(Entries taken from a collection)
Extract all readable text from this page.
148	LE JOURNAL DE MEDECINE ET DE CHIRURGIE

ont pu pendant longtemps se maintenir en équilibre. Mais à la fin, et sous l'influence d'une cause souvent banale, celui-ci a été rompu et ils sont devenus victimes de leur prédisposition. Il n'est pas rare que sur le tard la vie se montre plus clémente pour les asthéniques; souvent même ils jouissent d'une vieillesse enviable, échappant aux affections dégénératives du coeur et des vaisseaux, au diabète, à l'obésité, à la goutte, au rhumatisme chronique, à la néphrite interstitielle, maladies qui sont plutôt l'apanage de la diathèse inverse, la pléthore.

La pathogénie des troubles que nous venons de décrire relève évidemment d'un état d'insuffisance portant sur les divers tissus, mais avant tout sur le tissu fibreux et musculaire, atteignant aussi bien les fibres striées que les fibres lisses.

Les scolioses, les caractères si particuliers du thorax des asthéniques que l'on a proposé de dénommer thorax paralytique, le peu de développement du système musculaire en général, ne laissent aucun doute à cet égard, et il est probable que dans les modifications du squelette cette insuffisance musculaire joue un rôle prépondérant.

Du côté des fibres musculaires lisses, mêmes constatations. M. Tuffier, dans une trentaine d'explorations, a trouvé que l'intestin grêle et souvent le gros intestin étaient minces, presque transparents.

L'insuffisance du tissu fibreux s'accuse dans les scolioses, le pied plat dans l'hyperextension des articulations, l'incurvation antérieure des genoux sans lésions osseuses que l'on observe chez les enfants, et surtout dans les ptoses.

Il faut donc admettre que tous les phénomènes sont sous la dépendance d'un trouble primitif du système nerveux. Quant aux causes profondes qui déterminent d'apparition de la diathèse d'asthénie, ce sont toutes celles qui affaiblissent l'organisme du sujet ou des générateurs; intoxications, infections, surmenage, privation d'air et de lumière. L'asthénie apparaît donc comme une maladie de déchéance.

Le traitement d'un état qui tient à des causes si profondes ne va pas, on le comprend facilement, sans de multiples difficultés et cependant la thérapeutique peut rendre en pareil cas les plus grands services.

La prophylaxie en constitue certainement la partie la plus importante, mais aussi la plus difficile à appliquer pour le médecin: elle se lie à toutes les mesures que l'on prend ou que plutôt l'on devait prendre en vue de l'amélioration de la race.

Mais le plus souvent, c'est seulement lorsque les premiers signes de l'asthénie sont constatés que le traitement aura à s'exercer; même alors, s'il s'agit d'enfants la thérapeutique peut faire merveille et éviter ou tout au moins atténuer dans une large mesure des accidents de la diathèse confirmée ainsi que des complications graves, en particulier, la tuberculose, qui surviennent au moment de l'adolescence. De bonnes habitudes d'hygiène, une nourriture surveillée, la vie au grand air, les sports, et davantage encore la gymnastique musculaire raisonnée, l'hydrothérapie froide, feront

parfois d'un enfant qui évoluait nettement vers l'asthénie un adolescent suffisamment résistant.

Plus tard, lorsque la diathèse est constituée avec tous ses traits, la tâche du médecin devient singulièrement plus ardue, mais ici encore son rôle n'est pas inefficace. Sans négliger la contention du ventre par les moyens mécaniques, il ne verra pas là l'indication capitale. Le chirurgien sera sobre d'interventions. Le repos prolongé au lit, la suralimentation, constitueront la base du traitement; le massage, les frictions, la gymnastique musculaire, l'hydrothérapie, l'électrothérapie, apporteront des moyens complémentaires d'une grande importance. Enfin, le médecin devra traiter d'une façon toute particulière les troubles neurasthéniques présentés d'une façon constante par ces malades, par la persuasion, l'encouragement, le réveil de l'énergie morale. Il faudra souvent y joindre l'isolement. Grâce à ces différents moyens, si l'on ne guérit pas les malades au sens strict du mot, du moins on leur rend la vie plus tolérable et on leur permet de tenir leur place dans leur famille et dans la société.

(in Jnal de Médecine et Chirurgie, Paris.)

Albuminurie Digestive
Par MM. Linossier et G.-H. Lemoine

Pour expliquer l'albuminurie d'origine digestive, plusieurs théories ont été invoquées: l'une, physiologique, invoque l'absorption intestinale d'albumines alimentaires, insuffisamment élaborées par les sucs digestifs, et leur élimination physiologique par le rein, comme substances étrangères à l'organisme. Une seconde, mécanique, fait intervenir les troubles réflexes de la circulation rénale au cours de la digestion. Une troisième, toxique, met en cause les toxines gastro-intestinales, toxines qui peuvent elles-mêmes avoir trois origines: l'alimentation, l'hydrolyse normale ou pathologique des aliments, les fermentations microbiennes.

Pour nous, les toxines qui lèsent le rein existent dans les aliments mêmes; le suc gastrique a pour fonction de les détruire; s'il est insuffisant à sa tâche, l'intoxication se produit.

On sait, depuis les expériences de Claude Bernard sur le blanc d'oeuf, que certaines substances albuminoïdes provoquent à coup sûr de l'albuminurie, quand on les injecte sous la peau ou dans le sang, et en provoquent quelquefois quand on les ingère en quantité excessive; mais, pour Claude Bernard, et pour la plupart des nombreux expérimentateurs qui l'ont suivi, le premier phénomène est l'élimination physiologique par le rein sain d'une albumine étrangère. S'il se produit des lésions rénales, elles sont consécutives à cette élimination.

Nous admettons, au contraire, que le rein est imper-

# EXERCISE OBJECTIVE:
If a line in the records contains the word "physiologique", copy it.

# SOLUTION TO THIS TASK:
Pour expliquer l'albuminurie d'origine digestive, plusieurs théories ont été invoquées: l'une, physiologique, invoque l'absorption intestinale d'albumines alimentaires, insuffisamment élaborées par les sucs digestifs, et leur élimination physiologique par le rein, comme substances étrangères à l'organisme. Une seconde, mécanique, fait intervenir les troubles réflexes de la circulation rénale au cours de la digestion. Une troisième, toxique, met en cause les toxines gastro-intestinales, toxines qui peuvent elles-mêmes avoir trois origines: l'alimentation, l'hydrolyse normale ou pathologique des aliments, les fermentations microbiennes.
On sait, depuis les expériences de Claude Bernard sur le blanc d'oeuf, que certaines substances albuminoïdes provoquent à coup sûr de l'albuminurie, quand on les injecte sous la peau ou dans le sang, et en provoquent quelquefois quand on les ingère en quantité excessive; mais, pour Claude Bernard, et pour la plupart des nombreux expérimentateurs qui l'ont suivi, le premier phénomène est l'élimination physiologique par le rein sain d'une albumine étrangère. S'il se produit des lésions rénales, elles sont consécutives à cette élimination.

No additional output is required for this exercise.